Figure content listings:
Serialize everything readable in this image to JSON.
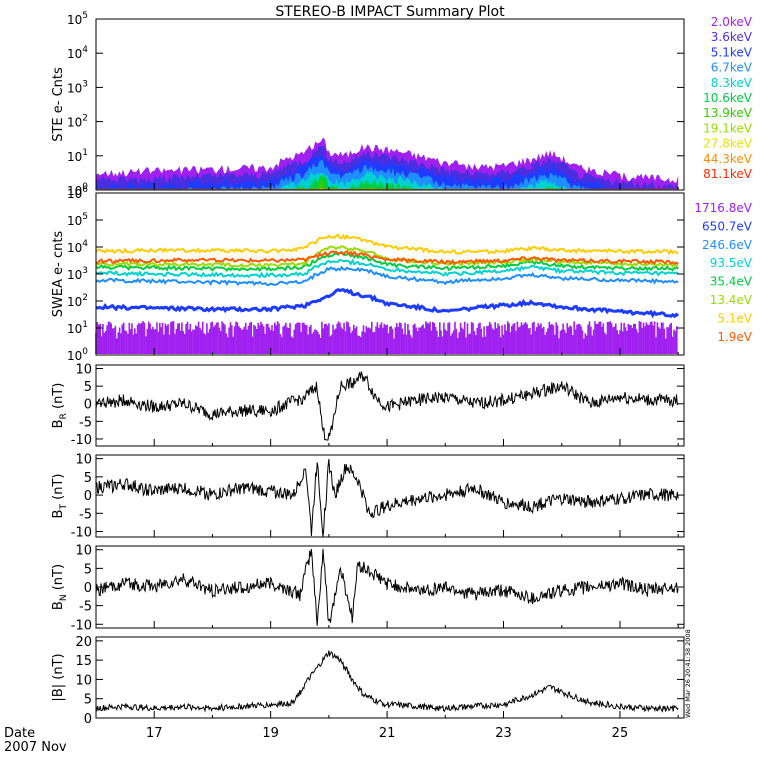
{
  "title": "STEREO-B IMPACT Summary Plot",
  "footer": {
    "date_label": "Date",
    "month_label": "2007 Nov",
    "stamp": "Wed Mar 26 20:41:38 2008"
  },
  "colors": {
    "axis": "#000000",
    "trace": "#000000"
  },
  "chart_data": [
    {
      "type": "area",
      "panel": "ste",
      "ylabel": "STE e- Cnts",
      "yscale": "log",
      "ylim": [
        1,
        100000
      ],
      "yticks": [
        1,
        10,
        100,
        1000,
        10000,
        100000
      ],
      "ytick_labels": [
        "10^0",
        "10^1",
        "10^2",
        "10^3",
        "10^4",
        "10^5"
      ],
      "legend": [
        {
          "label": "2.0keV",
          "color": "#a020f0"
        },
        {
          "label": "3.6keV",
          "color": "#4b2ee0"
        },
        {
          "label": "5.1keV",
          "color": "#1e3cff"
        },
        {
          "label": "6.7keV",
          "color": "#1f8fff"
        },
        {
          "label": "8.3keV",
          "color": "#00d2d2"
        },
        {
          "label": "10.6keV",
          "color": "#00cc44"
        },
        {
          "label": "13.9keV",
          "color": "#33cc00"
        },
        {
          "label": "19.1keV",
          "color": "#99dd00"
        },
        {
          "label": "27.8keV",
          "color": "#e6e600"
        },
        {
          "label": "44.3keV",
          "color": "#ff8c00"
        },
        {
          "label": "81.1keV",
          "color": "#ff2a00"
        }
      ],
      "x": [
        16.0,
        17.0,
        18.0,
        19.0,
        19.6,
        19.9,
        20.0,
        20.3,
        20.6,
        21.0,
        21.5,
        22.0,
        22.5,
        23.0,
        23.5,
        23.8,
        24.2,
        24.5,
        25.0,
        25.5,
        26.0
      ],
      "series": [
        {
          "values": [
            3,
            3.5,
            4,
            4.5,
            12,
            28,
            12,
            10,
            18,
            15,
            10,
            6,
            4.5,
            5,
            8,
            12,
            5,
            3.5,
            2.5,
            2.2,
            2
          ]
        }
      ]
    },
    {
      "type": "line",
      "panel": "swea",
      "ylabel": "SWEA e- cnts",
      "yscale": "log",
      "ylim": [
        1,
        1000000
      ],
      "yticks": [
        1,
        10,
        100,
        1000,
        10000,
        100000,
        1000000
      ],
      "ytick_labels": [
        "10^0",
        "10^1",
        "10^2",
        "10^3",
        "10^4",
        "10^5",
        "10^6"
      ],
      "legend": [
        {
          "label": "1716.8eV",
          "color": "#a020f0"
        },
        {
          "label": "650.7eV",
          "color": "#1e3cff"
        },
        {
          "label": "246.6eV",
          "color": "#1f8fff"
        },
        {
          "label": "93.5eV",
          "color": "#00d2d2"
        },
        {
          "label": "35.4eV",
          "color": "#00cc44"
        },
        {
          "label": "13.4eV",
          "color": "#99dd00"
        },
        {
          "label": "5.1eV",
          "color": "#ffcc00"
        },
        {
          "label": "1.9eV",
          "color": "#ff5a00"
        }
      ],
      "x": [
        16.0,
        17.0,
        18.0,
        19.0,
        19.6,
        20.0,
        20.2,
        20.5,
        21.0,
        22.0,
        23.0,
        23.5,
        24.0,
        25.0,
        26.0
      ],
      "series": [
        {
          "name": "1716.8eV",
          "values": [
            10,
            10,
            10,
            10,
            10,
            10,
            10,
            10,
            10,
            10,
            10,
            10,
            10,
            10,
            10
          ]
        },
        {
          "name": "650.7eV",
          "values": [
            60,
            55,
            50,
            50,
            70,
            150,
            250,
            180,
            80,
            40,
            70,
            90,
            60,
            40,
            30
          ]
        },
        {
          "name": "246.6eV",
          "values": [
            600,
            550,
            500,
            450,
            500,
            1500,
            1600,
            1500,
            800,
            500,
            700,
            900,
            700,
            600,
            500
          ]
        },
        {
          "name": "93.5eV",
          "values": [
            1100,
            1000,
            950,
            900,
            1000,
            2800,
            3000,
            2600,
            1500,
            1000,
            1300,
            1800,
            1300,
            1100,
            1000
          ]
        },
        {
          "name": "35.4eV",
          "values": [
            1800,
            1700,
            1600,
            1500,
            1800,
            5000,
            6000,
            4500,
            2200,
            1600,
            2000,
            2800,
            2000,
            1700,
            1600
          ]
        },
        {
          "name": "13.4eV",
          "values": [
            2400,
            2300,
            2200,
            2100,
            2500,
            9000,
            10000,
            8000,
            3500,
            2400,
            2800,
            3500,
            2800,
            2400,
            2200
          ]
        },
        {
          "name": "5.1eV",
          "values": [
            7000,
            7500,
            7500,
            7000,
            9000,
            25000,
            25000,
            20000,
            10000,
            6500,
            7000,
            9000,
            7500,
            7000,
            6500
          ]
        },
        {
          "name": "1.9eV",
          "values": [
            3000,
            3200,
            3300,
            3200,
            3500,
            6000,
            6500,
            5500,
            3500,
            2800,
            3200,
            4000,
            3200,
            3000,
            2800
          ]
        }
      ]
    },
    {
      "type": "line",
      "panel": "br",
      "ylabel": "B_R (nT)",
      "ylabel_main": "B",
      "ylabel_sub": "R",
      "ylabel_unit": "(nT)",
      "ylim": [
        -12,
        11
      ],
      "yticks": [
        -10,
        -5,
        0,
        5,
        10
      ],
      "x": [
        16.0,
        16.5,
        17.0,
        17.5,
        18.0,
        18.5,
        19.0,
        19.3,
        19.6,
        19.8,
        19.9,
        20.0,
        20.2,
        20.4,
        20.6,
        20.8,
        21.0,
        21.5,
        22.0,
        22.5,
        23.0,
        23.5,
        24.0,
        24.5,
        25.0,
        25.5,
        26.0
      ],
      "series": [
        {
          "values": [
            0,
            1,
            -1,
            0,
            -3,
            -2,
            -2,
            0,
            2,
            5,
            -8,
            -10,
            5,
            6,
            8,
            2,
            -1,
            1,
            2,
            0,
            1,
            3,
            5,
            0,
            2,
            1,
            1
          ]
        }
      ]
    },
    {
      "type": "line",
      "panel": "bt",
      "ylabel": "B_T (nT)",
      "ylabel_main": "B",
      "ylabel_sub": "T",
      "ylabel_unit": "(nT)",
      "ylim": [
        -11.5,
        11
      ],
      "yticks": [
        -10,
        -5,
        0,
        5,
        10
      ],
      "x": [
        16.0,
        16.5,
        17.0,
        17.5,
        18.0,
        18.5,
        19.0,
        19.4,
        19.6,
        19.7,
        19.8,
        19.9,
        20.0,
        20.1,
        20.3,
        20.5,
        20.7,
        21.0,
        21.5,
        22.0,
        22.5,
        23.0,
        23.5,
        24.0,
        24.5,
        25.0,
        25.5,
        26.0
      ],
      "series": [
        {
          "values": [
            2,
            3,
            1,
            2,
            0,
            2,
            1,
            0,
            8,
            -10,
            10,
            -11,
            9,
            0,
            8,
            4,
            -5,
            -3,
            -1,
            0,
            2,
            -2,
            -3,
            -1,
            -2,
            -1,
            0,
            0
          ]
        }
      ]
    },
    {
      "type": "line",
      "panel": "bn",
      "ylabel": "B_N (nT)",
      "ylabel_main": "B",
      "ylabel_sub": "N",
      "ylabel_unit": "(nT)",
      "ylim": [
        -11,
        11
      ],
      "yticks": [
        -10,
        -5,
        0,
        5,
        10
      ],
      "x": [
        16.0,
        16.5,
        17.0,
        17.5,
        18.0,
        18.5,
        19.0,
        19.5,
        19.7,
        19.8,
        19.9,
        20.0,
        20.2,
        20.4,
        20.5,
        21.0,
        21.5,
        22.0,
        22.5,
        23.0,
        23.5,
        24.0,
        24.5,
        25.0,
        25.5,
        26.0
      ],
      "series": [
        {
          "values": [
            -1,
            1,
            0,
            2,
            -1,
            0,
            1,
            -2,
            10,
            -10,
            10,
            -10,
            5,
            -8,
            6,
            1,
            -1,
            0,
            -2,
            -1,
            -3,
            -1,
            0,
            1,
            -1,
            0
          ]
        }
      ]
    },
    {
      "type": "line",
      "panel": "bmag",
      "ylabel": "|B| (nT)",
      "ylim": [
        0,
        21
      ],
      "yticks": [
        0,
        5,
        10,
        15,
        20
      ],
      "x": [
        16.0,
        16.5,
        17.0,
        17.5,
        18.0,
        18.5,
        19.0,
        19.4,
        19.6,
        19.8,
        20.0,
        20.2,
        20.4,
        20.6,
        20.8,
        21.0,
        21.5,
        22.0,
        22.5,
        23.0,
        23.5,
        23.8,
        24.2,
        24.5,
        25.0,
        25.5,
        26.0
      ],
      "series": [
        {
          "values": [
            2.5,
            3,
            2.5,
            3,
            2.5,
            3,
            3.5,
            4,
            9,
            13,
            17,
            15,
            10,
            6,
            4.5,
            3.5,
            3,
            2.5,
            3,
            3.5,
            6,
            8,
            5.5,
            4,
            3,
            2.5,
            2.5
          ]
        }
      ]
    },
    {
      "panel": "time-axis",
      "xlim": [
        16.0,
        26.1
      ],
      "xticks": [
        17,
        19,
        21,
        23,
        25
      ],
      "xtick_labels": [
        "17",
        "19",
        "21",
        "23",
        "25"
      ]
    }
  ]
}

> **Exercise brief**: Where a line above holds the string "panel", show that line.

> **The completed task**:
      "panel": "ste",
      "panel": "swea",
      "panel": "br",
      "panel": "bt",
      "panel": "bn",
      "panel": "bmag",
      "panel": "time-axis",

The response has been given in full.